Brief
Output an exact reproduction of the data.

Saved entries
— START —
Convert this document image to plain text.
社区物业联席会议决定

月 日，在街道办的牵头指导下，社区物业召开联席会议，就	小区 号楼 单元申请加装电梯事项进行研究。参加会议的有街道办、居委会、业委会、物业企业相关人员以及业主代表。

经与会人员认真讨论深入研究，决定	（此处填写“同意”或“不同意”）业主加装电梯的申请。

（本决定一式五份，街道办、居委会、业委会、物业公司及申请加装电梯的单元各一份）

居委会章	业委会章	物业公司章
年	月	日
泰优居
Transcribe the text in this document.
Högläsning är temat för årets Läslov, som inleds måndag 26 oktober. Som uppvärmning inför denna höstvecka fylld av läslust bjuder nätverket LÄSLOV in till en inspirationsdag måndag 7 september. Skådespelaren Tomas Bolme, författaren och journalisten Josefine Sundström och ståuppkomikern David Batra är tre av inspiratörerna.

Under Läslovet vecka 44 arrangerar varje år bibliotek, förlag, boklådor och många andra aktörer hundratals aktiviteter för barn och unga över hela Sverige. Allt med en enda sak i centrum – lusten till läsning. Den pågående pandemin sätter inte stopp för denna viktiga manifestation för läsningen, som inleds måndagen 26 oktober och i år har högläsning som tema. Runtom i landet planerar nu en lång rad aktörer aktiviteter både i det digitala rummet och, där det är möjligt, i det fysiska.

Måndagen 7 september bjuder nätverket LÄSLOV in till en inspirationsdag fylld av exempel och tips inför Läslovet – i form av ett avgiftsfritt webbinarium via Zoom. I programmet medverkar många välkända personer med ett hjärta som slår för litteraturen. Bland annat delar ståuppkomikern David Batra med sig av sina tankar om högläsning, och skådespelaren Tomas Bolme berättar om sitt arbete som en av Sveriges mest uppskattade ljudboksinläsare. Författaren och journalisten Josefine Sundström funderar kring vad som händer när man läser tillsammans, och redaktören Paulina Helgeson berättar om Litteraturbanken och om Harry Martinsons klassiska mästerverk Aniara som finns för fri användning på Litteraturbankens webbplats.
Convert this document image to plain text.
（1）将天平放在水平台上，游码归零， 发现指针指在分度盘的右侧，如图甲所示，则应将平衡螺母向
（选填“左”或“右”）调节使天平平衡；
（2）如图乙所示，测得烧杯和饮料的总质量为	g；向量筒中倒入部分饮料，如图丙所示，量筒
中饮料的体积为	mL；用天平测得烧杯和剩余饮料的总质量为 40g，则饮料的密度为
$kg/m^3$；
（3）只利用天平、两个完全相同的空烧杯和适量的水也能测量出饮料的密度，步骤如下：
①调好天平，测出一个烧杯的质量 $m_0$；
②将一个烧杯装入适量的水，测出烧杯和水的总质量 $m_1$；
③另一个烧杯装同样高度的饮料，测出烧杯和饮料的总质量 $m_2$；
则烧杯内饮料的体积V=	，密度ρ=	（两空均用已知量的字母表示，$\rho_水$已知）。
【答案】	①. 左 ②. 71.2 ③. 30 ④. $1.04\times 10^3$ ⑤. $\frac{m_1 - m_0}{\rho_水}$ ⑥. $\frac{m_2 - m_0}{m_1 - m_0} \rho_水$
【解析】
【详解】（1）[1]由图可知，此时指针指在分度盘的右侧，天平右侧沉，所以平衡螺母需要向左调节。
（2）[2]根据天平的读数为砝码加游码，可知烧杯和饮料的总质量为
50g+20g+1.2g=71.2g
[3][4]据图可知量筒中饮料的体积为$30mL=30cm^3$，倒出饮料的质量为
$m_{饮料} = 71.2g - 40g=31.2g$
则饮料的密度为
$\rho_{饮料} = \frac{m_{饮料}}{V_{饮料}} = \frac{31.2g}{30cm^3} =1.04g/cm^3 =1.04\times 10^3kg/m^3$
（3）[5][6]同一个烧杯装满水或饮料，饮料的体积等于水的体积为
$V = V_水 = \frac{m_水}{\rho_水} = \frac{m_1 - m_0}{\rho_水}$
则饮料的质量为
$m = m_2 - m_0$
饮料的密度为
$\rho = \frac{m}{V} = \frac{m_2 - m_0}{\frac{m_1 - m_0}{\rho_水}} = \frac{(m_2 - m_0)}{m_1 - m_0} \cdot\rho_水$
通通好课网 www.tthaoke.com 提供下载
— END —
Response below
Convert this document image to plain text.
社区物业联席会议决定

月 日，在街道办的牵头指导下，社区物业召开联席会议，就	小区 号楼 单元申请加装电梯事项进行研究。参加会议的有街道办、居委会、业委会、物业企业相关人员以及业主代表。

经与会人员认真讨论深入研究，决定	（此处填写“同意”或“不同意”）业主加装电梯的申请。

（本决定一式五份，街道办、居委会、业委会、物业公司及申请加装电梯的单元各一份）

居委会章	业委会章	物业公司章
年	月	日
泰优居
Transcribe the text in this document.
Högläsning är temat för årets Läslov, som inleds måndag 26 oktober. Som uppvärmning inför denna höstvecka fylld av läslust bjuder nätverket LÄSLOV in till en inspirationsdag måndag 7 september. Skådespelaren Tomas Bolme, författaren och journalisten Josefine Sundström och ståuppkomikern David Batra är tre av inspiratörerna.

Under Läslovet vecka 44 arrangerar varje år bibliotek, förlag, boklådor och många andra aktörer hundratals aktiviteter för barn och unga över hela Sverige. Allt med en enda sak i centrum – lusten till läsning. Den pågående pandemin sätter inte stopp för denna viktiga manifestation för läsningen, som inleds måndagen 26 oktober och i år har högläsning som tema. Runtom i landet planerar nu en lång rad aktörer aktiviteter både i det digitala rummet och, där det är möjligt, i det fysiska.

Måndagen 7 september bjuder nätverket LÄSLOV in till en inspirationsdag fylld av exempel och tips inför Läslovet – i form av ett avgiftsfritt webbinarium via Zoom. I programmet medverkar många välkända personer med ett hjärta som slår för litteraturen. Bland annat delar ståuppkomikern David Batra med sig av sina tankar om högläsning, och skådespelaren Tomas Bolme berättar om sitt arbete som en av Sveriges mest uppskattade ljudboksinläsare. Författaren och journalisten Josefine Sundström funderar kring vad som händer när man läser tillsammans, och redaktören Paulina Helgeson berättar om Litteraturbanken och om Harry Martinsons klassiska mästerverk Aniara som finns för fri användning på Litteraturbankens webbplats.
Convert this document image to plain text.
（1）将天平放在水平台上，游码归零， 发现指针指在分度盘的右侧，如图甲所示，则应将平衡螺母向
（选填“左”或“右”）调节使天平平衡；
（2）如图乙所示，测得烧杯和饮料的总质量为	g；向量筒中倒入部分饮料，如图丙所示，量筒
中饮料的体积为	mL；用天平测得烧杯和剩余饮料的总质量为 40g，则饮料的密度为
$kg/m^3$；
（3）只利用天平、两个完全相同的空烧杯和适量的水也能测量出饮料的密度，步骤如下：
①调好天平，测出一个烧杯的质量 $m_0$；
②将一个烧杯装入适量的水，测出烧杯和水的总质量 $m_1$；
③另一个烧杯装同样高度的饮料，测出烧杯和饮料的总质量 $m_2$；
则烧杯内饮料的体积V=	，密度ρ=	（两空均用已知量的字母表示，$\rho_水$已知）。
【答案】	①. 左 ②. 71.2 ③. 30 ④. $1.04\times 10^3$ ⑤. $\frac{m_1 - m_0}{\rho_水}$ ⑥. $\frac{m_2 - m_0}{m_1 - m_0} \rho_水$
【解析】
【详解】（1）[1]由图可知，此时指针指在分度盘的右侧，天平右侧沉，所以平衡螺母需要向左调节。
（2）[2]根据天平的读数为砝码加游码，可知烧杯和饮料的总质量为
50g+20g+1.2g=71.2g
[3][4]据图可知量筒中饮料的体积为$30mL=30cm^3$，倒出饮料的质量为
$m_{饮料} = 71.2g - 40g=31.2g$
则饮料的密度为
$\rho_{饮料} = \frac{m_{饮料}}{V_{饮料}} = \frac{31.2g}{30cm^3} =1.04g/cm^3 =1.04\times 10^3kg/m^3$
（3）[5][6]同一个烧杯装满水或饮料，饮料的体积等于水的体积为
$V = V_水 = \frac{m_水}{\rho_水} = \frac{m_1 - m_0}{\rho_水}$
则饮料的质量为
$m = m_2 - m_0$
饮料的密度为
$\rho = \frac{m}{V} = \frac{m_2 - m_0}{\frac{m_1 - m_0}{\rho_水}} = \frac{(m_2 - m_0)}{m_1 - m_0} \cdot\rho_水$
通通好课网 www.tthaoke.com 提供下载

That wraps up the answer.